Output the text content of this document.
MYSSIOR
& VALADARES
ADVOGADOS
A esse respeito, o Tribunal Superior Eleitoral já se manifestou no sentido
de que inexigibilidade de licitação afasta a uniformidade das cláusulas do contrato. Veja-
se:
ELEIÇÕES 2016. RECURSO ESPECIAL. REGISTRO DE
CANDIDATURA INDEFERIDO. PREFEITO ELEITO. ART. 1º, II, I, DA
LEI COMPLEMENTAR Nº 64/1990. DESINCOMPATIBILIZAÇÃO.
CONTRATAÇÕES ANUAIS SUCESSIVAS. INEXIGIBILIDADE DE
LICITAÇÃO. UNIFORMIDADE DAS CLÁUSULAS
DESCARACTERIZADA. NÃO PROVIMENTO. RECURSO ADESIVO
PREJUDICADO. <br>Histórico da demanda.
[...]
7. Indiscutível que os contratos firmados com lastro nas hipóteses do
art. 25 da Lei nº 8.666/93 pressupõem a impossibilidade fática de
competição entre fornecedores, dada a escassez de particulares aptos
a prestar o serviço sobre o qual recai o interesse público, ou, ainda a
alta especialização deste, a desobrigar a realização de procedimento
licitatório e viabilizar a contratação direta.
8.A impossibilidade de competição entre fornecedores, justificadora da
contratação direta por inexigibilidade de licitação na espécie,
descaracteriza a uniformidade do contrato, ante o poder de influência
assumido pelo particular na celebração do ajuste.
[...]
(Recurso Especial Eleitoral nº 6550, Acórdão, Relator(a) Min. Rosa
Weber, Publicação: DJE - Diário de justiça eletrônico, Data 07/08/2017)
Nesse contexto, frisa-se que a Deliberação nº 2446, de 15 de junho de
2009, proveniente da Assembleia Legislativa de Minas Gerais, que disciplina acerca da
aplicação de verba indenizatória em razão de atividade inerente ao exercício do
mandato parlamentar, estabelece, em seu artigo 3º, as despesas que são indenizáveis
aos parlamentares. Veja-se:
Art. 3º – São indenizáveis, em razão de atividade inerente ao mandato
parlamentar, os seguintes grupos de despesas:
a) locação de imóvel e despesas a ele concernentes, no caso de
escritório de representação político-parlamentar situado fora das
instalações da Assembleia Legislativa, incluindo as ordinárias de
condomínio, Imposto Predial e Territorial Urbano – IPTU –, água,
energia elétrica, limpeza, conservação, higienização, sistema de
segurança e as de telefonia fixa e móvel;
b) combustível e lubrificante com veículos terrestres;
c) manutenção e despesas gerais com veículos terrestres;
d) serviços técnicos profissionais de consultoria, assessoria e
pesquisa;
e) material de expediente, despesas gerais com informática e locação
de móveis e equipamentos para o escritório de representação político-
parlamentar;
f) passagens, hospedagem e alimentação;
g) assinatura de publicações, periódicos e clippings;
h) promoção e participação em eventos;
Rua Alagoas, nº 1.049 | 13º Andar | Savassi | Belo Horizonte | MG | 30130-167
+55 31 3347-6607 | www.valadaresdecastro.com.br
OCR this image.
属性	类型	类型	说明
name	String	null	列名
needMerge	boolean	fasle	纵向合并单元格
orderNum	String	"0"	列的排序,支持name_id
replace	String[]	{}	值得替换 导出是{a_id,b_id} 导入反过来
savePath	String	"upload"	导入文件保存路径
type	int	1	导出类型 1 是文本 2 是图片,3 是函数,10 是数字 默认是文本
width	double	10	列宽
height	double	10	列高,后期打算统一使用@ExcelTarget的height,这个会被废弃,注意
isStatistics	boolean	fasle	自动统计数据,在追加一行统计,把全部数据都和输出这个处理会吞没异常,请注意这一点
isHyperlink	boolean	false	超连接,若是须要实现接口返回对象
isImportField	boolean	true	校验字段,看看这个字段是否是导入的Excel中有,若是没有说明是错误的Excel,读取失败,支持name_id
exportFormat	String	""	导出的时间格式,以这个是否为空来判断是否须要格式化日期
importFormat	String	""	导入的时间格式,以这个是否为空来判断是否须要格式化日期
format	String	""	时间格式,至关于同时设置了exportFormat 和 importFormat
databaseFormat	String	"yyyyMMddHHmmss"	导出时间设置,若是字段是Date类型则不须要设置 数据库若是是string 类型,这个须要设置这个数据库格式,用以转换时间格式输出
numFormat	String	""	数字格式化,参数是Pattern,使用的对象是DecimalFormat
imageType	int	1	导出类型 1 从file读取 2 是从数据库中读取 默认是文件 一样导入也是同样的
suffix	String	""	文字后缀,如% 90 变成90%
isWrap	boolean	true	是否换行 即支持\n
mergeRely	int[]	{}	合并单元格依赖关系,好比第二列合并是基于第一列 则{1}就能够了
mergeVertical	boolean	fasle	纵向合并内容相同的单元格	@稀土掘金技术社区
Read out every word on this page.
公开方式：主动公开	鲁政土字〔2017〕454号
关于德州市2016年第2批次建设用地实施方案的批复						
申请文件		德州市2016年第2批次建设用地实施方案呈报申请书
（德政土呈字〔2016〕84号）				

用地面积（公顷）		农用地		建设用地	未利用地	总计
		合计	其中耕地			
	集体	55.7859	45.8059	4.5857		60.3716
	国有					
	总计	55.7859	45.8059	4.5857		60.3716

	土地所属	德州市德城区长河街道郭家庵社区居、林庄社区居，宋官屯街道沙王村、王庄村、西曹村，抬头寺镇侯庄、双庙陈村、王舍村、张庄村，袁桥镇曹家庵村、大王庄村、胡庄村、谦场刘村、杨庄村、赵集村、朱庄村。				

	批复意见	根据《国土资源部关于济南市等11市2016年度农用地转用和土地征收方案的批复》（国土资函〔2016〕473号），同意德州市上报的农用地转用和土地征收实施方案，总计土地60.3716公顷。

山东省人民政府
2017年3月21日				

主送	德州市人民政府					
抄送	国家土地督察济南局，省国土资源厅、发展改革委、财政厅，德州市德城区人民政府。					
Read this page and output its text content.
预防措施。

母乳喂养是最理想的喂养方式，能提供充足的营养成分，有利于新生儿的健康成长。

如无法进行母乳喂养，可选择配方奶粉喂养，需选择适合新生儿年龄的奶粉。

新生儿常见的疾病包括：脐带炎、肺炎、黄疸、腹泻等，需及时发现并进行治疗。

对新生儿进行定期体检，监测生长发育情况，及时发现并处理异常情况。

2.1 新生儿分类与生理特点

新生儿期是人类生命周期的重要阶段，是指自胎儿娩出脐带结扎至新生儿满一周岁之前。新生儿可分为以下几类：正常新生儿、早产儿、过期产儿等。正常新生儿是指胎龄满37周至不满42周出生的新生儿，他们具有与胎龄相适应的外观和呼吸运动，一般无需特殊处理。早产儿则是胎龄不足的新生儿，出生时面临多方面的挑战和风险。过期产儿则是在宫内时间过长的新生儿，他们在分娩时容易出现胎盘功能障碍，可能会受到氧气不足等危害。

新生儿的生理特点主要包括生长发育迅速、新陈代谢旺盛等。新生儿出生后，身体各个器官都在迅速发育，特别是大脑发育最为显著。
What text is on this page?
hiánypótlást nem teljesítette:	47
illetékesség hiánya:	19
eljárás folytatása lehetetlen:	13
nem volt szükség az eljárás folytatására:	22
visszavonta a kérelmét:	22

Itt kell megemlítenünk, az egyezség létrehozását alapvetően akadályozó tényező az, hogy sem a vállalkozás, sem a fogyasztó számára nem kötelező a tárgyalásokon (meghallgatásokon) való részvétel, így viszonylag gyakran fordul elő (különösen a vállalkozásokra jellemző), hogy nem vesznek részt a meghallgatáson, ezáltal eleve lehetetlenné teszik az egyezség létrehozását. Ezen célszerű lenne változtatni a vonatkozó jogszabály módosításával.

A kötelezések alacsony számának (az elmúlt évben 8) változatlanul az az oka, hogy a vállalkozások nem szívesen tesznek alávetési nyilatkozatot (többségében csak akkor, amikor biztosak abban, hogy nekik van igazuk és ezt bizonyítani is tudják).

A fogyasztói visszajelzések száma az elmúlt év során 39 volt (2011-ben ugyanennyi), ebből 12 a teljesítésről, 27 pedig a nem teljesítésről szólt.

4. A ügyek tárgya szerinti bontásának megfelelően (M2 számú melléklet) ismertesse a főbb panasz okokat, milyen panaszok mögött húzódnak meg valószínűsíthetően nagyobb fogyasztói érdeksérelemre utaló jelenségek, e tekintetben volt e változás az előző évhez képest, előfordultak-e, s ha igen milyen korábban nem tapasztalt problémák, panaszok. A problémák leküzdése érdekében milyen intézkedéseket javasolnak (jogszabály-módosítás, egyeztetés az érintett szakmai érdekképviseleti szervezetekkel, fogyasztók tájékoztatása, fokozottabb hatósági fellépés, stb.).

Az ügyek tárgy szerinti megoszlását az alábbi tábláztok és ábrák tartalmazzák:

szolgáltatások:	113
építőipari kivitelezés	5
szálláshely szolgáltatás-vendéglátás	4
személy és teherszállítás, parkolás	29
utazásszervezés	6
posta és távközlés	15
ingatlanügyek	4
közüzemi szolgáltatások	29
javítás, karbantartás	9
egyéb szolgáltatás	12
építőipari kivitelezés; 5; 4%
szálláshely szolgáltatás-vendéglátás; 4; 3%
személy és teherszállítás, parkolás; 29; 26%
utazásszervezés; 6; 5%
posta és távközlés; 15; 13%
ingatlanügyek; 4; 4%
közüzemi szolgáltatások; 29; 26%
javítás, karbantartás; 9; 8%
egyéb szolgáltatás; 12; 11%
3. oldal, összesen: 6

### Exercise directions
Which lines in the listing above hold the word "entre"? Show each of them.

### Exercise result
competição entre fornecedores, dada a escassez de particulares aptos
8.A impossibilidade de competição entre fornecedores, justificadora da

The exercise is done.